───── Raw data
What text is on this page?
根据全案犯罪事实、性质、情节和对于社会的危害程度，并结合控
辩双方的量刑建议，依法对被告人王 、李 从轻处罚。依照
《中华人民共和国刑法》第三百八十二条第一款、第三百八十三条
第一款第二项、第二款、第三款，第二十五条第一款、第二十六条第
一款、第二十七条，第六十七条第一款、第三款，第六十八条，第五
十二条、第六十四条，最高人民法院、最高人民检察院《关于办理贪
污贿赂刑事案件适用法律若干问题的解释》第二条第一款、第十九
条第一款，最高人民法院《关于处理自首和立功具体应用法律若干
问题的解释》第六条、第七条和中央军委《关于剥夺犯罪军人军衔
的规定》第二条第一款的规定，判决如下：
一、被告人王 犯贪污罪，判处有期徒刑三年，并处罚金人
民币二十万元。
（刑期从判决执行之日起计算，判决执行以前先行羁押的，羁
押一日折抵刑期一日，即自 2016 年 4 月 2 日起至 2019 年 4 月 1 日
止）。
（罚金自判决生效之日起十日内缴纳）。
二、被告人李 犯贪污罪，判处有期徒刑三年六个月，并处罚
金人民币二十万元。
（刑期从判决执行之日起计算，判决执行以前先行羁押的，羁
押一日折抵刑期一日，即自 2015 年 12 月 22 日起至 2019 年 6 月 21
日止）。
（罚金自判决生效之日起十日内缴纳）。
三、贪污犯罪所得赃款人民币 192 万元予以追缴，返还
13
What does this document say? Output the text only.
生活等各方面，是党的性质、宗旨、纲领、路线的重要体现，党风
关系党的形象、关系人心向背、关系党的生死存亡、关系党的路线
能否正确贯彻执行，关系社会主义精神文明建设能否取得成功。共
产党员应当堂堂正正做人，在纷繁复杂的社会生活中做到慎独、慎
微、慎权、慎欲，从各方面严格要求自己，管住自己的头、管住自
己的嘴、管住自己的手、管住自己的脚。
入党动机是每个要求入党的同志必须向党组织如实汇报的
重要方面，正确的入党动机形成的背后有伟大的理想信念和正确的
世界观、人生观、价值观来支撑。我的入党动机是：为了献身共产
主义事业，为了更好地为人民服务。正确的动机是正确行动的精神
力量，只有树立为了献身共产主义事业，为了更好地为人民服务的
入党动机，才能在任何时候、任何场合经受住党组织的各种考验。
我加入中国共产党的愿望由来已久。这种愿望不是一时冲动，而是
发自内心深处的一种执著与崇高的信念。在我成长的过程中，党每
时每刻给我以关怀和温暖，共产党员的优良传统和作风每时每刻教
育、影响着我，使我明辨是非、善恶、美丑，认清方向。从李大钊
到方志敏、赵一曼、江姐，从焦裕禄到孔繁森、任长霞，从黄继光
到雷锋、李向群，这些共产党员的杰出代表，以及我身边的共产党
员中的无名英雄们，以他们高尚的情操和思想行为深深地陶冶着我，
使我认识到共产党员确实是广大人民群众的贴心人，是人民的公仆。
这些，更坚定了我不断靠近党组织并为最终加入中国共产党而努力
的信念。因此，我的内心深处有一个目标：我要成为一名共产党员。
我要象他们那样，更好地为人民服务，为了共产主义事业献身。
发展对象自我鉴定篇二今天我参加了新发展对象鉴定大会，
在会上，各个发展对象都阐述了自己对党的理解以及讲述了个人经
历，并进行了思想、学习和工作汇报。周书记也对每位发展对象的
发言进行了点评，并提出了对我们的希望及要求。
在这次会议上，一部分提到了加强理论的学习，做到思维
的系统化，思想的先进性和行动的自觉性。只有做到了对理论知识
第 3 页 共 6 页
──────────
Recopy the whole listing exactly.

What text is on this page?
根据全案犯罪事实、性质、情节和对于社会的危害程度，并结合控
辩双方的量刑建议，依法对被告人王 、李 从轻处罚。依照
《中华人民共和国刑法》第三百八十二条第一款、第三百八十三条
第一款第二项、第二款、第三款，第二十五条第一款、第二十六条第
一款、第二十七条，第六十七条第一款、第三款，第六十八条，第五
十二条、第六十四条，最高人民法院、最高人民检察院《关于办理贪
污贿赂刑事案件适用法律若干问题的解释》第二条第一款、第十九
条第一款，最高人民法院《关于处理自首和立功具体应用法律若干
问题的解释》第六条、第七条和中央军委《关于剥夺犯罪军人军衔
的规定》第二条第一款的规定，判决如下：
一、被告人王 犯贪污罪，判处有期徒刑三年，并处罚金人
民币二十万元。
（刑期从判决执行之日起计算，判决执行以前先行羁押的，羁
押一日折抵刑期一日，即自 2016 年 4 月 2 日起至 2019 年 4 月 1 日
止）。
（罚金自判决生效之日起十日内缴纳）。
二、被告人李 犯贪污罪，判处有期徒刑三年六个月，并处罚
金人民币二十万元。
（刑期从判决执行之日起计算，判决执行以前先行羁押的，羁
押一日折抵刑期一日，即自 2015 年 12 月 22 日起至 2019 年 6 月 21
日止）。
（罚金自判决生效之日起十日内缴纳）。
三、贪污犯罪所得赃款人民币 192 万元予以追缴，返还
13
What does this document say? Output the text only.
生活等各方面，是党的性质、宗旨、纲领、路线的重要体现，党风
关系党的形象、关系人心向背、关系党的生死存亡、关系党的路线
能否正确贯彻执行，关系社会主义精神文明建设能否取得成功。共
产党员应当堂堂正正做人，在纷繁复杂的社会生活中做到慎独、慎
微、慎权、慎欲，从各方面严格要求自己，管住自己的头、管住自
己的嘴、管住自己的手、管住自己的脚。
入党动机是每个要求入党的同志必须向党组织如实汇报的
重要方面，正确的入党动机形成的背后有伟大的理想信念和正确的
世界观、人生观、价值观来支撑。我的入党动机是：为了献身共产
主义事业，为了更好地为人民服务。正确的动机是正确行动的精神
力量，只有树立为了献身共产主义事业，为了更好地为人民服务的
入党动机，才能在任何时候、任何场合经受住党组织的各种考验。
我加入中国共产党的愿望由来已久。这种愿望不是一时冲动，而是
发自内心深处的一种执著与崇高的信念。在我成长的过程中，党每
时每刻给我以关怀和温暖，共产党员的优良传统和作风每时每刻教
育、影响着我，使我明辨是非、善恶、美丑，认清方向。从李大钊
到方志敏、赵一曼、江姐，从焦裕禄到孔繁森、任长霞，从黄继光
到雷锋、李向群，这些共产党员的杰出代表，以及我身边的共产党
员中的无名英雄们，以他们高尚的情操和思想行为深深地陶冶着我，
使我认识到共产党员确实是广大人民群众的贴心人，是人民的公仆。
这些，更坚定了我不断靠近党组织并为最终加入中国共产党而努力
的信念。因此，我的内心深处有一个目标：我要成为一名共产党员。
我要象他们那样，更好地为人民服务，为了共产主义事业献身。
发展对象自我鉴定篇二今天我参加了新发展对象鉴定大会，
在会上，各个发展对象都阐述了自己对党的理解以及讲述了个人经
历，并进行了思想、学习和工作汇报。周书记也对每位发展对象的
发言进行了点评，并提出了对我们的希望及要求。
在这次会议上，一部分提到了加强理论的学习，做到思维
的系统化，思想的先进性和行动的自觉性。只有做到了对理论知识
第 3 页 共 6 页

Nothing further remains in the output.